> TO BE DONE
Write the data out again exactly, dropping any images it holds.

________________________

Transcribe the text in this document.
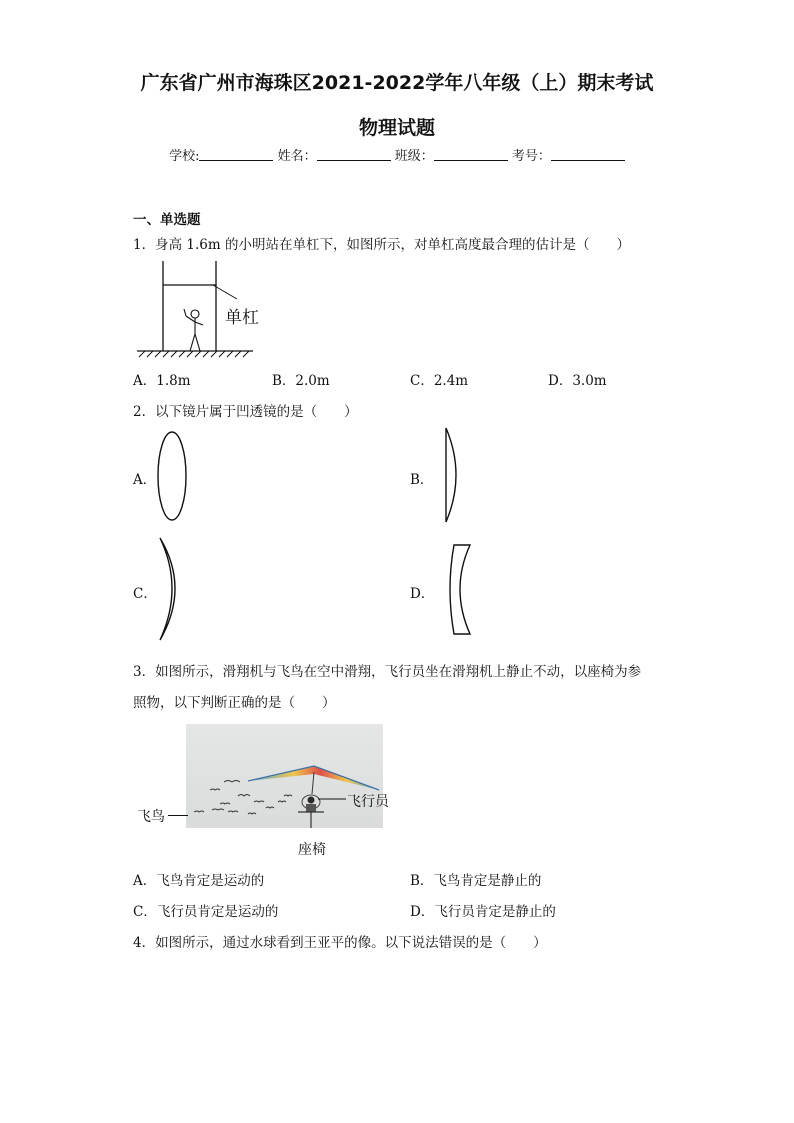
广东省广州市海珠区2021-2022学年八年级（上）期末考试
物理试题
学校:	姓名：	班级：	考号：
一、单选题
1．身高 1.6m 的小明站在单杠下，如图所示，对单杠高度最合理的估计是（　　）
单杠
A．1.8m	B．2.0m	C．2.4m	D．3.0m
2．以下镜片属于凹透镜的是（　　）
A．	B．
C．	D．
3．如图所示，滑翔机与飞鸟在空中滑翔，飞行员坐在滑翔机上静止不动，以座椅为参
照物，以下判断正确的是（　　）
飞鸟
飞行员
座椅
A．飞鸟肯定是运动的	B．飞鸟肯定是静止的
C．飞行员肯定是运动的	D．飞行员肯定是静止的
4．如图所示，通过水球看到王亚平的像。以下说法错误的是（　　）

________________________

> SOLUTION TO THIS EXERCISE
Transcribe the text in this document.
广东省广州市海珠区2021-2022学年八年级（上）期末考试
物理试题
学校:	姓名：	班级：	考号：
一、单选题
1．身高 1.6m 的小明站在单杠下，如图所示，对单杠高度最合理的估计是（　　）
单杠
A．1.8m	B．2.0m	C．2.4m	D．3.0m
2．以下镜片属于凹透镜的是（　　）
A．	B．
C．	D．
3．如图所示，滑翔机与飞鸟在空中滑翔，飞行员坐在滑翔机上静止不动，以座椅为参
照物，以下判断正确的是（　　）
飞鸟
飞行员
座椅
A．飞鸟肯定是运动的	B．飞鸟肯定是静止的
C．飞行员肯定是运动的	D．飞行员肯定是静止的
4．如图所示，通过水球看到王亚平的像。以下说法错误的是（　　）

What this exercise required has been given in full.